» **Exercise instructions**: Quote precisely the final stretch of the listing: start at the line containing "Type out the text in this image." and stop after the last line.

Start of Material to process

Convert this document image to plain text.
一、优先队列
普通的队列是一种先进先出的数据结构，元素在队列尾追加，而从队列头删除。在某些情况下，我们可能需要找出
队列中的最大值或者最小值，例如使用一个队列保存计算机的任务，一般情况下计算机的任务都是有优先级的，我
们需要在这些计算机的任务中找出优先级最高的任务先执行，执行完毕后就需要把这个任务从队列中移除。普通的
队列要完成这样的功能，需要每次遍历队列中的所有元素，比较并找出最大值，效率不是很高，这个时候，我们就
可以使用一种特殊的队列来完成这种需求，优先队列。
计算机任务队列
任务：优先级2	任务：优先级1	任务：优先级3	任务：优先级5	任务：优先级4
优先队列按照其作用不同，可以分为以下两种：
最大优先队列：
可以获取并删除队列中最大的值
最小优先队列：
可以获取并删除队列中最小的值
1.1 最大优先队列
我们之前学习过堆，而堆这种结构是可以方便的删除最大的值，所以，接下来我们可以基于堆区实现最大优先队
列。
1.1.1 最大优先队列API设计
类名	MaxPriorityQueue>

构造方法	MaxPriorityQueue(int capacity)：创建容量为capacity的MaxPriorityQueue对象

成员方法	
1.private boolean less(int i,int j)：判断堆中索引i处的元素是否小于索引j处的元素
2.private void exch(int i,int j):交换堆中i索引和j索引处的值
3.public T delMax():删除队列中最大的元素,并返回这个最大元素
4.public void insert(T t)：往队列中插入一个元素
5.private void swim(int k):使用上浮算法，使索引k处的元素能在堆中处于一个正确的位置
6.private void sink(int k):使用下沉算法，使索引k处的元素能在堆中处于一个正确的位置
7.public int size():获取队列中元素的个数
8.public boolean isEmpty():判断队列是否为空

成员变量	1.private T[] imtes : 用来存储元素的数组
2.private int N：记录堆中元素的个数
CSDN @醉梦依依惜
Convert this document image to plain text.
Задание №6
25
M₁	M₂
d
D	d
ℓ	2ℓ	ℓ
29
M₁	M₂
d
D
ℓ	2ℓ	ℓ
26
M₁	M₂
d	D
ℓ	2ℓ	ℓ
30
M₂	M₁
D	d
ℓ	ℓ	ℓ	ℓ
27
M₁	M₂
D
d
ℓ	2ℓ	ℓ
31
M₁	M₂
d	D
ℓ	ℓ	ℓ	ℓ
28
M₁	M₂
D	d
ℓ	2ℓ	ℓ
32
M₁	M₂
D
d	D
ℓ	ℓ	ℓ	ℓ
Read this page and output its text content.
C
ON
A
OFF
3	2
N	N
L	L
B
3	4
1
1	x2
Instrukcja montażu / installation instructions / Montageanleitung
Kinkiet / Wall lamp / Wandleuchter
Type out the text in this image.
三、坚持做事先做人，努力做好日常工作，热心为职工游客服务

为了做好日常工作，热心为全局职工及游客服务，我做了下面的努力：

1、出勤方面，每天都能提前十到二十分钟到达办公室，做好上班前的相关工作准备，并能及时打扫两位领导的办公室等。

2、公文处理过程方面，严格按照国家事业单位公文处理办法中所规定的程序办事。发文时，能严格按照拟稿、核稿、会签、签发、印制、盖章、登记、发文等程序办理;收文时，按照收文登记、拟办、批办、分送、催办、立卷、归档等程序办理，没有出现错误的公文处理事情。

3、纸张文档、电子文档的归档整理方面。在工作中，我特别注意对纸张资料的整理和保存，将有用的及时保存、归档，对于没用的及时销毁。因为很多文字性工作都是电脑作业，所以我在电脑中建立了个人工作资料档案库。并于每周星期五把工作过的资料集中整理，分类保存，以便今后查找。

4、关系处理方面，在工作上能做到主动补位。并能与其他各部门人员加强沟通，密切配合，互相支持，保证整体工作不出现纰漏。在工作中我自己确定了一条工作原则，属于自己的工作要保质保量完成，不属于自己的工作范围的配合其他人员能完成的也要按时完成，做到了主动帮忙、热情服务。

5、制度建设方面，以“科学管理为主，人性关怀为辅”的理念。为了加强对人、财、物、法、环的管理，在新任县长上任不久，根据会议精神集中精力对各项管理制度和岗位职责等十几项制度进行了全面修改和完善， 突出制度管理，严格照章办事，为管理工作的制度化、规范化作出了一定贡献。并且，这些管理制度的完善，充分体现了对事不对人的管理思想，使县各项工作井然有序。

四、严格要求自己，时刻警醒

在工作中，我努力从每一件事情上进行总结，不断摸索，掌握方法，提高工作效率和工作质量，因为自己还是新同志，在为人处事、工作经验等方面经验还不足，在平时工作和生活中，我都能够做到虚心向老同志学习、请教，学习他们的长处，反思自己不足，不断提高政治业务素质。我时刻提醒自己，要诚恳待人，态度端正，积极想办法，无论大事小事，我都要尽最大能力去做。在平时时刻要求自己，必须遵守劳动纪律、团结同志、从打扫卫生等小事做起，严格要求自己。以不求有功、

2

End of Material to process

» **The answer**:
Type out the text in this image.
三、坚持做事先做人，努力做好日常工作，热心为职工游客服务

为了做好日常工作，热心为全局职工及游客服务，我做了下面的努力：

1、出勤方面，每天都能提前十到二十分钟到达办公室，做好上班前的相关工作准备，并能及时打扫两位领导的办公室等。

2、公文处理过程方面，严格按照国家事业单位公文处理办法中所规定的程序办事。发文时，能严格按照拟稿、核稿、会签、签发、印制、盖章、登记、发文等程序办理;收文时，按照收文登记、拟办、批办、分送、催办、立卷、归档等程序办理，没有出现错误的公文处理事情。

3、纸张文档、电子文档的归档整理方面。在工作中，我特别注意对纸张资料的整理和保存，将有用的及时保存、归档，对于没用的及时销毁。因为很多文字性工作都是电脑作业，所以我在电脑中建立了个人工作资料档案库。并于每周星期五把工作过的资料集中整理，分类保存，以便今后查找。

4、关系处理方面，在工作上能做到主动补位。并能与其他各部门人员加强沟通，密切配合，互相支持，保证整体工作不出现纰漏。在工作中我自己确定了一条工作原则，属于自己的工作要保质保量完成，不属于自己的工作范围的配合其他人员能完成的也要按时完成，做到了主动帮忙、热情服务。

5、制度建设方面，以“科学管理为主，人性关怀为辅”的理念。为了加强对人、财、物、法、环的管理，在新任县长上任不久，根据会议精神集中精力对各项管理制度和岗位职责等十几项制度进行了全面修改和完善， 突出制度管理，严格照章办事，为管理工作的制度化、规范化作出了一定贡献。并且，这些管理制度的完善，充分体现了对事不对人的管理思想，使县各项工作井然有序。

四、严格要求自己，时刻警醒

在工作中，我努力从每一件事情上进行总结，不断摸索，掌握方法，提高工作效率和工作质量，因为自己还是新同志，在为人处事、工作经验等方面经验还不足，在平时工作和生活中，我都能够做到虚心向老同志学习、请教，学习他们的长处，反思自己不足，不断提高政治业务素质。我时刻提醒自己，要诚恳待人，态度端正，积极想办法，无论大事小事，我都要尽最大能力去做。在平时时刻要求自己，必须遵守劳动纪律、团结同志、从打扫卫生等小事做起，严格要求自己。以不求有功、

2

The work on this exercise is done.